The cliché “If I’m going to err, I’m going to err on the side of grace” has been used as a theological construct for how we should treat anyone. But in doing so, it’s easy to forget that the cross is also a boundary issue.

Frankly speaking, I’ve heard and seen many unwittingly use that cliché to lighten the load for ANRO’S who act like they want to change, but are looking for loopholes to continue their twisted lives, and not telling anyone about it. Lightening the load is the worse thing that can happen for ANRO’S who need to build up empathy levels, move toward restitution and consistently work on changing their twisted thinking.

Using that cliché, without understanding what it cost God and to those applying it, is lazy relationship building where distance is the norm. May I remind all of us that grace is given to and not demanded by the ANRO. If an ANRO demands their definition of grace be the standard for how they want to be treated when being held accountable, it’s a sure sign they have not changed.

SUMMARY

There are no questions that can’t be asked in an open and honest relationship. If there are, it’s no longer an open and honest relationship. ANRO’S don’t accept responsibility for choices to offend and haven’t matured to an adulthood that will. They will take advantage of anyone and everyone in their way and not to understand that is like playing with fire. If grace is to be given to ANRO’S, it must be within the context of relational accountability where consequences for violating the boundary of grace and those victimized by their behavior will be applied. Otherwise there will be no deep lasting changes within the heart and minds of active non-repentant offenders.

» **REQUIRED WORK**:
1. Answer these about the passage on grace and offenders:
(a) According to the passage, is grace given to or demanded by the ANRO?
(b) What does the passage call a sure sign that an ANRO has not changed?
(c) What does the last sentence of the summary spell out as the meaning of ANRO?
2. Sum up the passage on grace and offenders in two sentences.
3. Reproduce the passage on grace and offenders word for word, from "Using that cliché, without" up to and including "have not changed.".

» **SUPPLIED INFORMATION**:
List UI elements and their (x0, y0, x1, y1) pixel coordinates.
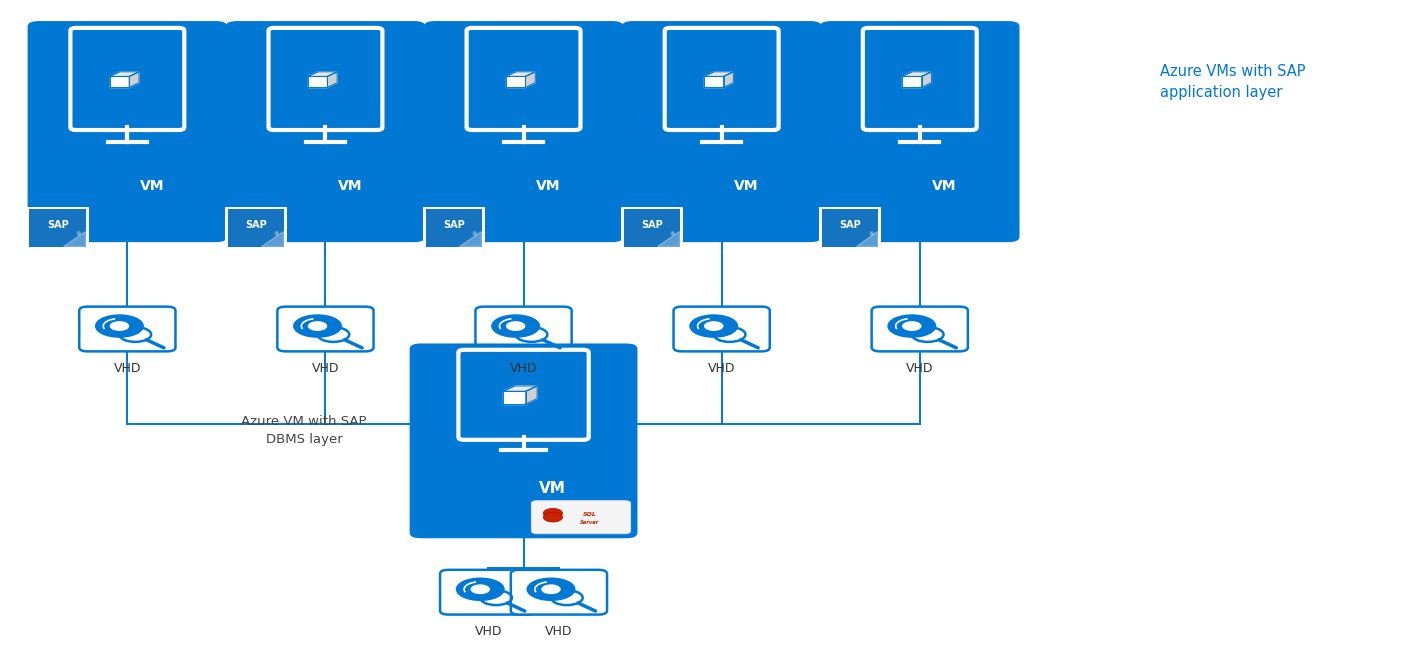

» **ANSWERS IN ORDER**:
1.
(a) Grace is given to the ANRO, not demanded by the ANRO.
(b) An ANRO demanding that their definition of grace be the standard for how they want to be treated when being held accountable.
(c) Active non-repentant offenders.

2. The passage argues that the cliché about erring on the side of grace is often used to lighten the load for ANROs, who instead need to build up empathy, move toward restitution and work on changing their twisted thinking. It holds that grace is given to an ANRO rather than demanded, and that it must be given within relational accountability where consequences are applied, or there will be no deep lasting change in active non-repentant offenders.

3.
Using that cliché, without understanding what it cost God and to those applying it, is lazy relationship building where distance is the norm. May I remind all of us that grace is given to and not demanded by the ANRO. If an ANRO demands their definition of grace be the standard for how they want to be treated when being held accountable, it’s a sure sign they have not changed.